- [Task requirements]
Locate all lines with the word "color". Copy them.

- [Entries provided]
★ ★ ★ ★

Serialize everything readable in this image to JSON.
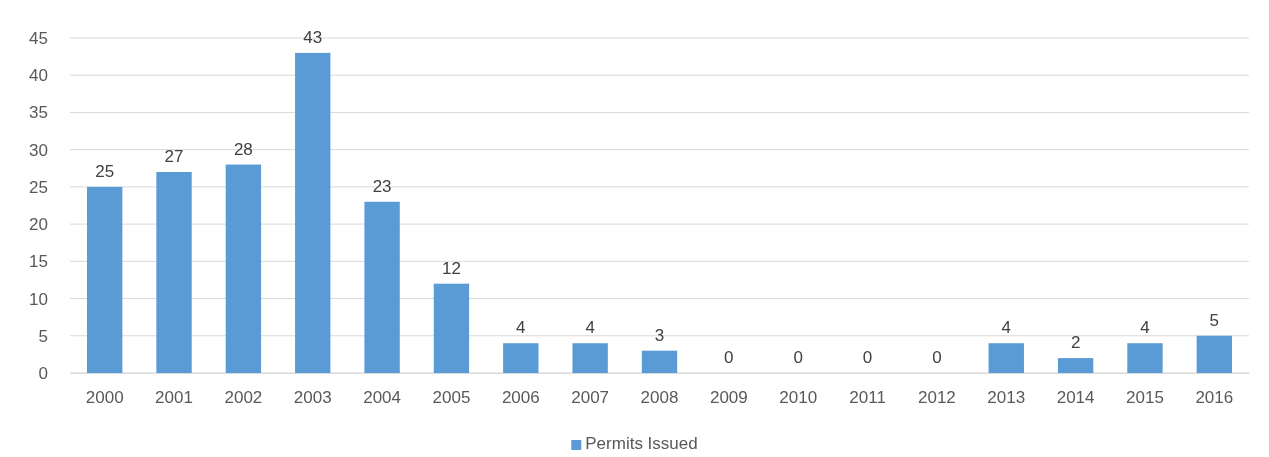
{
  "chart_data": {
    "type": "bar",
    "categories": [
      "2000",
      "2001",
      "2002",
      "2003",
      "2004",
      "2005",
      "2006",
      "2007",
      "2008",
      "2009",
      "2010",
      "2011",
      "2012",
      "2013",
      "2014",
      "2015",
      "2016"
    ],
    "series": [
      {
        "name": "Permits Issued",
        "color": "#5b9bd5",
        "values": [
          25,
          27,
          28,
          43,
          23,
          12,
          4,
          4,
          3,
          0,
          0,
          0,
          0,
          4,
          2,
          4,
          5
        ]
      }
    ],
    "ylim": [
      0,
      45
    ],
    "yticks": [
      0,
      5,
      10,
      15,
      20,
      25,
      30,
      35,
      40,
      45
    ],
    "grid": "y",
    "data_labels": true,
    "legend": "bottom"
  }
}
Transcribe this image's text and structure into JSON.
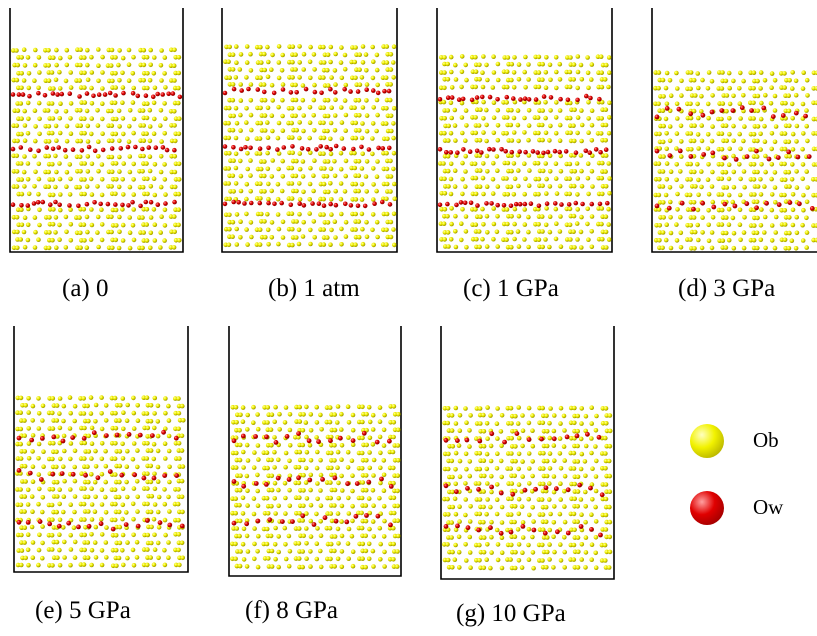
{
  "panels": [
    {
      "caption": "(a)  0"
    },
    {
      "caption": "(b) 1 atm"
    },
    {
      "caption": "(c) 1 GPa"
    },
    {
      "caption": "(d) 3 GPa"
    },
    {
      "caption": "(e) 5 GPa"
    },
    {
      "caption": "(f) 8 GPa"
    },
    {
      "caption": "(g) 10 GPa"
    }
  ],
  "legend": [
    {
      "label": "Ob",
      "color": "#f2f200"
    },
    {
      "label": "Ow",
      "color": "#e00000"
    }
  ]
}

★ ★ ★ ★

- [Output for this exercise]
        "color": "#5b9bd5",
      "color": "#f2f200"
      "color": "#e00000"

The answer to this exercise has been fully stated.